PROBLEM
Give every entry again, word for word.

PROVIDED MATERIAL

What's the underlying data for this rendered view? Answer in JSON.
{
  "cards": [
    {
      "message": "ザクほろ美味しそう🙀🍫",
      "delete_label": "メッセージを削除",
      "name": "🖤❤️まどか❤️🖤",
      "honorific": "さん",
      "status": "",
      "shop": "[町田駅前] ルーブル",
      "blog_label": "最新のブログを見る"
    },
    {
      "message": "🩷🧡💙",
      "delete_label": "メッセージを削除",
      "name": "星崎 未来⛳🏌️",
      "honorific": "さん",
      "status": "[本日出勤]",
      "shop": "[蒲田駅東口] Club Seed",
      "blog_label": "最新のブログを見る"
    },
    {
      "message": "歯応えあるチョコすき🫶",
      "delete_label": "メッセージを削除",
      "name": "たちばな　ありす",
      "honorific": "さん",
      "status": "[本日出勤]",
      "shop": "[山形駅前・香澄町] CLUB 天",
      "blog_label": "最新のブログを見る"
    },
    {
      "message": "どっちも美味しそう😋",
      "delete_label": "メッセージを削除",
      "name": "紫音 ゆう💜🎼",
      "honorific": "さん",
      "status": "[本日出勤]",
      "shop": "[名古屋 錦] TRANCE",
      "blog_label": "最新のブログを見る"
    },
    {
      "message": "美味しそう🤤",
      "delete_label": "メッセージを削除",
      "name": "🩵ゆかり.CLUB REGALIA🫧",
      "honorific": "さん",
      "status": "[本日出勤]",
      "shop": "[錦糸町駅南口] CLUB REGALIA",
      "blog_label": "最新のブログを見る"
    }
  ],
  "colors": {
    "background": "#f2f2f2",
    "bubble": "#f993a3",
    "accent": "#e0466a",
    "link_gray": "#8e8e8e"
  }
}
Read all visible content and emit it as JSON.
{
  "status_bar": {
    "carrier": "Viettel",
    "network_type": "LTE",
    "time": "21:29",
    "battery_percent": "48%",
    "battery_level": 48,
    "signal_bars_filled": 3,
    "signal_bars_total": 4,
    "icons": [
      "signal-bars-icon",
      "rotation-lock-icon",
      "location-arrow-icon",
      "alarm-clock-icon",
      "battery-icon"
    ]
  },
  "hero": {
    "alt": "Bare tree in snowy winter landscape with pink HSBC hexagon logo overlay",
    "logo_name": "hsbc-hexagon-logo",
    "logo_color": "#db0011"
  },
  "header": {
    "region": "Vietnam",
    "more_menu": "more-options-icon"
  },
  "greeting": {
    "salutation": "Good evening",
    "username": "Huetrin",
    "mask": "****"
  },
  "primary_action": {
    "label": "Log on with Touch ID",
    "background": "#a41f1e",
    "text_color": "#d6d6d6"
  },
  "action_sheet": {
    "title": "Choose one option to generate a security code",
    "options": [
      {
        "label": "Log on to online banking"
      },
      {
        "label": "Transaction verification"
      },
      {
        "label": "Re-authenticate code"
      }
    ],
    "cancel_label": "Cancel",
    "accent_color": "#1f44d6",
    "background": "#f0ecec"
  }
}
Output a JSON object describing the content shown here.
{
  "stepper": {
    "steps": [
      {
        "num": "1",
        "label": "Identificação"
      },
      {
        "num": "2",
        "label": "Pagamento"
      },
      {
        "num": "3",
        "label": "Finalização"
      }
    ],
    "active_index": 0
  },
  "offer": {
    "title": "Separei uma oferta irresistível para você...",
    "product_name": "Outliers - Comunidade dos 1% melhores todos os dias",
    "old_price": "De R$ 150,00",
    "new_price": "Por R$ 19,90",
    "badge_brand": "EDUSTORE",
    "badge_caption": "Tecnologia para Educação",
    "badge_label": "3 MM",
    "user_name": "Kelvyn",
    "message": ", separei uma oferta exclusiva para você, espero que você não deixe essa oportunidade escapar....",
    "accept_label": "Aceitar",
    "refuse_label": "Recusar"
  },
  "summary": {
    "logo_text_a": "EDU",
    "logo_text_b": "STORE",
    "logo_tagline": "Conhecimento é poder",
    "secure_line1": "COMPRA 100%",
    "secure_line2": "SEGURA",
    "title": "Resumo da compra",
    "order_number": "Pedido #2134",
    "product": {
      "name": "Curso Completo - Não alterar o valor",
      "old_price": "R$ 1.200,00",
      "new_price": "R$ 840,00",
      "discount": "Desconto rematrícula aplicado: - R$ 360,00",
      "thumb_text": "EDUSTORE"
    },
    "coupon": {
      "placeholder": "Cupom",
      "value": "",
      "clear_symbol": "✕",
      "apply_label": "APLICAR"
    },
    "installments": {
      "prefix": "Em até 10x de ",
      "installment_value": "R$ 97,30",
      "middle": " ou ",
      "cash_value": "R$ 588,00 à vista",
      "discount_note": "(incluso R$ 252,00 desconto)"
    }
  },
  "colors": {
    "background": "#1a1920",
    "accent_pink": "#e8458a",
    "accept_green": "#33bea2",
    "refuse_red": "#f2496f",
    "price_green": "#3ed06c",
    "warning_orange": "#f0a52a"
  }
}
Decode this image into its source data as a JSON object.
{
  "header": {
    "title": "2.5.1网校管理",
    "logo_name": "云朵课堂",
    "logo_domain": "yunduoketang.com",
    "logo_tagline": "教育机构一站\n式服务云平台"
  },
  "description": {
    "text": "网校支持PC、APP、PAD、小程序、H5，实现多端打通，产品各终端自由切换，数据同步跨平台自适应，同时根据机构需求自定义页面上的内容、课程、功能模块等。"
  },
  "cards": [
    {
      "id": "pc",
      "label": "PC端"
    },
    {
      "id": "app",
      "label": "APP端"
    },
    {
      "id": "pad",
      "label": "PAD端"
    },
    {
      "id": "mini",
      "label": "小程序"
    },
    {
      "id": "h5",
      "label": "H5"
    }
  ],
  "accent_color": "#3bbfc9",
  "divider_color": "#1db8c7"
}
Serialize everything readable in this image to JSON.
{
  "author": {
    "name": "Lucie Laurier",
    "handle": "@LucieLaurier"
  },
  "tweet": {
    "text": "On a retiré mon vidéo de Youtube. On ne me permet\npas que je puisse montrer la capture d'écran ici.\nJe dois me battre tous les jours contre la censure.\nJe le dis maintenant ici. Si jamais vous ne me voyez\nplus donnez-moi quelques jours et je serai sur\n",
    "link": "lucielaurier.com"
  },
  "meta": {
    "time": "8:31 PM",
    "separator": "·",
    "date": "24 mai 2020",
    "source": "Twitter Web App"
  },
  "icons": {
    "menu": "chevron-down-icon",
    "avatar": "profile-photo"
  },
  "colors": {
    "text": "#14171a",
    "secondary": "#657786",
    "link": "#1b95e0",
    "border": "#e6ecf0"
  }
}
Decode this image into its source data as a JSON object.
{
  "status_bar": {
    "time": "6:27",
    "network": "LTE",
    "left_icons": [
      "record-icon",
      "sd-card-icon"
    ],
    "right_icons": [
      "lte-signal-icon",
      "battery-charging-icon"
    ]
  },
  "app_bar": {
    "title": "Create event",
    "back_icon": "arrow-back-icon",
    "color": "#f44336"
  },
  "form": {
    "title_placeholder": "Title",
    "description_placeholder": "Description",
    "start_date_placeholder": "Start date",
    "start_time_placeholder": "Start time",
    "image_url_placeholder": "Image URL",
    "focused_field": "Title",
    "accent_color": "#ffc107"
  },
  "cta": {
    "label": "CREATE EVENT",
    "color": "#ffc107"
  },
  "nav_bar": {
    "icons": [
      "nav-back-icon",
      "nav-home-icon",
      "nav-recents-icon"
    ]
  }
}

EXERCISE OUTPUT
What's the underlying data for this rendered view? Answer in JSON.
{
  "cards": [
    {
      "message": "ザクほろ美味しそう🙀🍫",
      "delete_label": "メッセージを削除",
      "name": "🖤❤️まどか❤️🖤",
      "honorific": "さん",
      "status": "",
      "shop": "[町田駅前] ルーブル",
      "blog_label": "最新のブログを見る"
    },
    {
      "message": "🩷🧡💙",
      "delete_label": "メッセージを削除",
      "name": "星崎 未来⛳🏌️",
      "honorific": "さん",
      "status": "[本日出勤]",
      "shop": "[蒲田駅東口] Club Seed",
      "blog_label": "最新のブログを見る"
    },
    {
      "message": "歯応えあるチョコすき🫶",
      "delete_label": "メッセージを削除",
      "name": "たちばな　ありす",
      "honorific": "さん",
      "status": "[本日出勤]",
      "shop": "[山形駅前・香澄町] CLUB 天",
      "blog_label": "最新のブログを見る"
    },
    {
      "message": "どっちも美味しそう😋",
      "delete_label": "メッセージを削除",
      "name": "紫音 ゆう💜🎼",
      "honorific": "さん",
      "status": "[本日出勤]",
      "shop": "[名古屋 錦] TRANCE",
      "blog_label": "最新のブログを見る"
    },
    {
      "message": "美味しそう🤤",
      "delete_label": "メッセージを削除",
      "name": "🩵ゆかり.CLUB REGALIA🫧",
      "honorific": "さん",
      "status": "[本日出勤]",
      "shop": "[錦糸町駅南口] CLUB REGALIA",
      "blog_label": "最新のブログを見る"
    }
  ],
  "colors": {
    "background": "#f2f2f2",
    "bubble": "#f993a3",
    "accent": "#e0466a",
    "link_gray": "#8e8e8e"
  }
}
Read all visible content and emit it as JSON.
{
  "status_bar": {
    "carrier": "Viettel",
    "network_type": "LTE",
    "time": "21:29",
    "battery_percent": "48%",
    "battery_level": 48,
    "signal_bars_filled": 3,
    "signal_bars_total": 4,
    "icons": [
      "signal-bars-icon",
      "rotation-lock-icon",
      "location-arrow-icon",
      "alarm-clock-icon",
      "battery-icon"
    ]
  },
  "hero": {
    "alt": "Bare tree in snowy winter landscape with pink HSBC hexagon logo overlay",
    "logo_name": "hsbc-hexagon-logo",
    "logo_color": "#db0011"
  },
  "header": {
    "region": "Vietnam",
    "more_menu": "more-options-icon"
  },
  "greeting": {
    "salutation": "Good evening",
    "username": "Huetrin",
    "mask": "****"
  },
  "primary_action": {
    "label": "Log on with Touch ID",
    "background": "#a41f1e",
    "text_color": "#d6d6d6"
  },
  "action_sheet": {
    "title": "Choose one option to generate a security code",
    "options": [
      {
        "label": "Log on to online banking"
      },
      {
        "label": "Transaction verification"
      },
      {
        "label": "Re-authenticate code"
      }
    ],
    "cancel_label": "Cancel",
    "accent_color": "#1f44d6",
    "background": "#f0ecec"
  }
}
Output a JSON object describing the content shown here.
{
  "stepper": {
    "steps": [
      {
        "num": "1",
        "label": "Identificação"
      },
      {
        "num": "2",
        "label": "Pagamento"
      },
      {
        "num": "3",
        "label": "Finalização"
      }
    ],
    "active_index": 0
  },
  "offer": {
    "title": "Separei uma oferta irresistível para você...",
    "product_name": "Outliers - Comunidade dos 1% melhores todos os dias",
    "old_price": "De R$ 150,00",
    "new_price": "Por R$ 19,90",
    "badge_brand": "EDUSTORE",
    "badge_caption": "Tecnologia para Educação",
    "badge_label": "3 MM",
    "user_name": "Kelvyn",
    "message": ", separei uma oferta exclusiva para você, espero que você não deixe essa oportunidade escapar....",
    "accept_label": "Aceitar",
    "refuse_label": "Recusar"
  },
  "summary": {
    "logo_text_a": "EDU",
    "logo_text_b": "STORE",
    "logo_tagline": "Conhecimento é poder",
    "secure_line1": "COMPRA 100%",
    "secure_line2": "SEGURA",
    "title": "Resumo da compra",
    "order_number": "Pedido #2134",
    "product": {
      "name": "Curso Completo - Não alterar o valor",
      "old_price": "R$ 1.200,00",
      "new_price": "R$ 840,00",
      "discount": "Desconto rematrícula aplicado: - R$ 360,00",
      "thumb_text": "EDUSTORE"
    },
    "coupon": {
      "placeholder": "Cupom",
      "value": "",
      "clear_symbol": "✕",
      "apply_label": "APLICAR"
    },
    "installments": {
      "prefix": "Em até 10x de ",
      "installment_value": "R$ 97,30",
      "middle": " ou ",
      "cash_value": "R$ 588,00 à vista",
      "discount_note": "(incluso R$ 252,00 desconto)"
    }
  },
  "colors": {
    "background": "#1a1920",
    "accent_pink": "#e8458a",
    "accept_green": "#33bea2",
    "refuse_red": "#f2496f",
    "price_green": "#3ed06c",
    "warning_orange": "#f0a52a"
  }
}
Decode this image into its source data as a JSON object.
{
  "header": {
    "title": "2.5.1网校管理",
    "logo_name": "云朵课堂",
    "logo_domain": "yunduoketang.com",
    "logo_tagline": "教育机构一站\n式服务云平台"
  },
  "description": {
    "text": "网校支持PC、APP、PAD、小程序、H5，实现多端打通，产品各终端自由切换，数据同步跨平台自适应，同时根据机构需求自定义页面上的内容、课程、功能模块等。"
  },
  "cards": [
    {
      "id": "pc",
      "label": "PC端"
    },
    {
      "id": "app",
      "label": "APP端"
    },
    {
      "id": "pad",
      "label": "PAD端"
    },
    {
      "id": "mini",
      "label": "小程序"
    },
    {
      "id": "h5",
      "label": "H5"
    }
  ],
  "accent_color": "#3bbfc9",
  "divider_color": "#1db8c7"
}
Serialize everything readable in this image to JSON.
{
  "author": {
    "name": "Lucie Laurier",
    "handle": "@LucieLaurier"
  },
  "tweet": {
    "text": "On a retiré mon vidéo de Youtube. On ne me permet\npas que je puisse montrer la capture d'écran ici.\nJe dois me battre tous les jours contre la censure.\nJe le dis maintenant ici. Si jamais vous ne me voyez\nplus donnez-moi quelques jours et je serai sur\n",
    "link": "lucielaurier.com"
  },
  "meta": {
    "time": "8:31 PM",
    "separator": "·",
    "date": "24 mai 2020",
    "source": "Twitter Web App"
  },
  "icons": {
    "menu": "chevron-down-icon",
    "avatar": "profile-photo"
  },
  "colors": {
    "text": "#14171a",
    "secondary": "#657786",
    "link": "#1b95e0",
    "border": "#e6ecf0"
  }
}
Decode this image into its source data as a JSON object.
{
  "status_bar": {
    "time": "6:27",
    "network": "LTE",
    "left_icons": [
      "record-icon",
      "sd-card-icon"
    ],
    "right_icons": [
      "lte-signal-icon",
      "battery-charging-icon"
    ]
  },
  "app_bar": {
    "title": "Create event",
    "back_icon": "arrow-back-icon",
    "color": "#f44336"
  },
  "form": {
    "title_placeholder": "Title",
    "description_placeholder": "Description",
    "start_date_placeholder": "Start date",
    "start_time_placeholder": "Start time",
    "image_url_placeholder": "Image URL",
    "focused_field": "Title",
    "accent_color": "#ffc107"
  },
  "cta": {
    "label": "CREATE EVENT",
    "color": "#ffc107"
  },
  "nav_bar": {
    "icons": [
      "nav-back-icon",
      "nav-home-icon",
      "nav-recents-icon"
    ]
  }
}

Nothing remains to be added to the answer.